» **WHAT YOU WILL DO**
Locate each line with the string "karakterisztika" in the listing below and copy it.

::::::::::

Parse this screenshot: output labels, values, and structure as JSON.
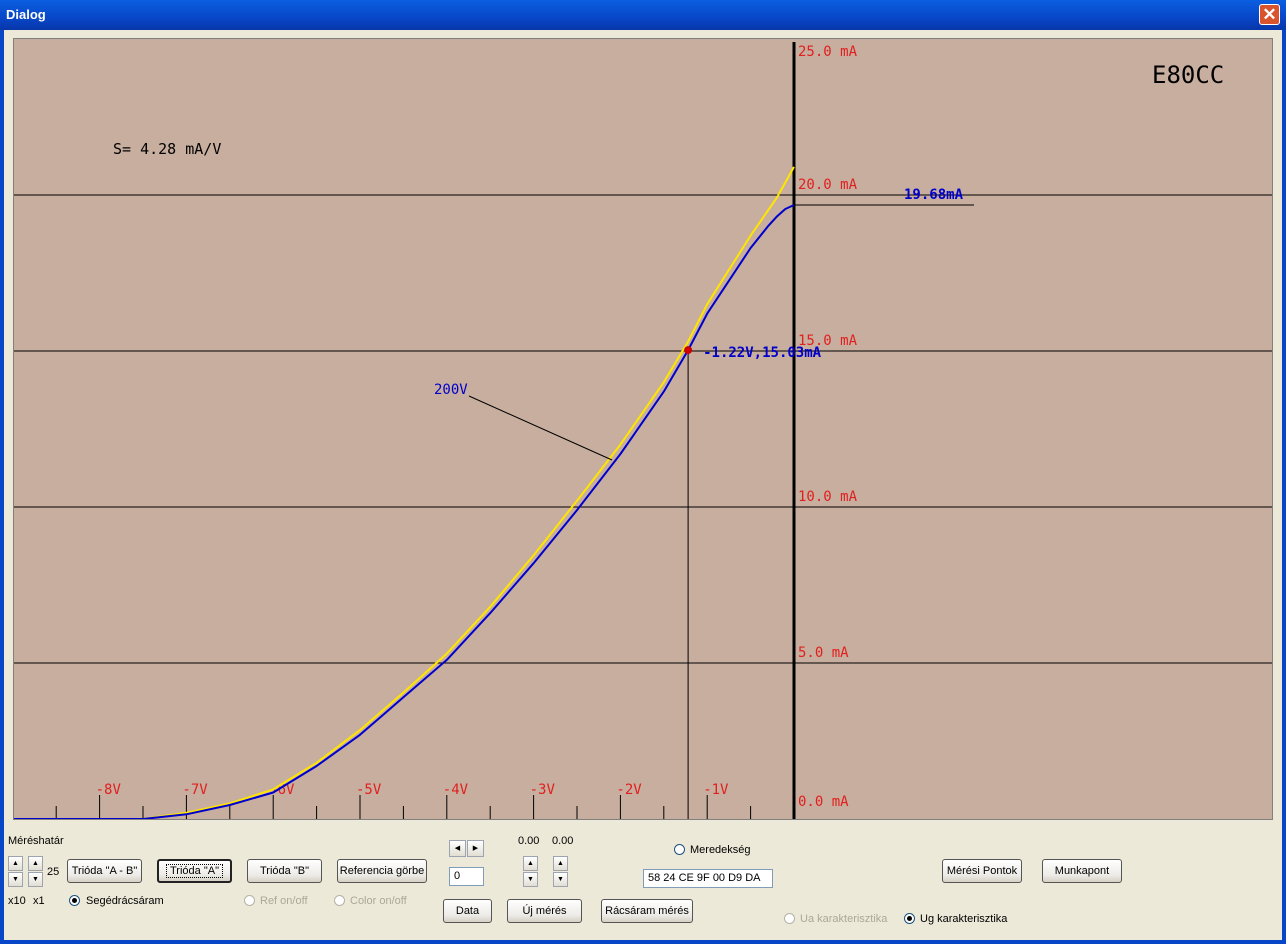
{
  "window": {
    "title": "Dialog"
  },
  "chart_data": {
    "type": "line",
    "title": "E80CC",
    "annotation_slope": "S= 4.28 mA/V",
    "xlim": [
      -9,
      0
    ],
    "ylim": [
      0,
      25
    ],
    "x_ticks": [
      "-8V",
      "-7V",
      "-6V",
      "-5V",
      "-4V",
      "-3V",
      "-2V",
      "-1V"
    ],
    "x_tick_values": [
      -8,
      -7,
      -6,
      -5,
      -4,
      -3,
      -2,
      -1
    ],
    "y_ticks": [
      "0.0 mA",
      "5.0 mA",
      "10.0 mA",
      "15.0 mA",
      "20.0 mA",
      "25.0 mA"
    ],
    "y_tick_values": [
      0,
      5,
      10,
      15,
      20,
      25
    ],
    "grid": true,
    "series": [
      {
        "name": "200V",
        "color": "#0000CC",
        "x": [
          -9.0,
          -7.5,
          -7.0,
          -6.5,
          -6.0,
          -5.5,
          -5.0,
          -4.5,
          -4.0,
          -3.5,
          -3.0,
          -2.5,
          -2.0,
          -1.5,
          -1.22,
          -1.0,
          -0.5,
          -0.3,
          -0.2,
          -0.1,
          0.0
        ],
        "y": [
          0.0,
          0.0,
          0.15,
          0.45,
          0.85,
          1.7,
          2.7,
          3.9,
          5.1,
          6.6,
          8.2,
          9.9,
          11.7,
          13.7,
          15.03,
          16.2,
          18.3,
          19.0,
          19.3,
          19.55,
          19.68
        ]
      },
      {
        "name": "reference",
        "color": "#FFE600",
        "x": [
          -9.0,
          -7.5,
          -7.0,
          -6.5,
          -6.0,
          -5.5,
          -5.0,
          -4.5,
          -4.0,
          -3.5,
          -3.0,
          -2.5,
          -2.0,
          -1.5,
          -1.22,
          -1.0,
          -0.5,
          -0.2,
          0.0
        ],
        "y": [
          0.0,
          0.0,
          0.2,
          0.5,
          0.95,
          1.8,
          2.85,
          4.05,
          5.3,
          6.8,
          8.45,
          10.2,
          12.0,
          14.0,
          15.3,
          16.5,
          18.7,
          19.9,
          20.9
        ]
      }
    ],
    "series_label": "200V",
    "end_label": "19.68mA",
    "end_value": 19.68,
    "marker": {
      "x": -1.22,
      "y": 15.03,
      "label": "-1.22V,15.03mA",
      "color": "#CC0000"
    },
    "colors": {
      "background": "#C8AE9E",
      "tick_labels": "#E02020",
      "curve": "#0000CC",
      "reference": "#FFE600"
    }
  },
  "controls": {
    "range_label": "Méréshatár",
    "range_value": "25",
    "x10_label": "x10",
    "x1_label": "x1",
    "btn_trioda_ab": "Trióda \"A - B\"",
    "btn_trioda_a": "Trióda  \"A\"",
    "btn_trioda_b": "Trióda  \"B\"",
    "btn_referencia": "Referencia görbe",
    "segedracsaram_label": "Segédrácsáram",
    "ref_onoff_label": "Ref on/off",
    "color_onoff_label": "Color on/off",
    "stepper_value": "0",
    "btn_data": "Data",
    "btn_uj_meres": "Új mérés",
    "value_1": "0.00",
    "value_2": "0.00",
    "btn_racsaram": "Rácsáram mérés",
    "meredekseg_label": "Meredekség",
    "hex_field": "58  24 CE 9F 00 D9 DA",
    "ua_label": "Ua karakterisztika",
    "ug_label": "Ug karakterisztika",
    "btn_meresi_pontok": "Mérési Pontok",
    "btn_munkapont": "Munkapont"
  }
}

::::::::::

» **REPLY**
    "ua_label": "Ua karakterisztika",
    "ug_label": "Ug karakterisztika",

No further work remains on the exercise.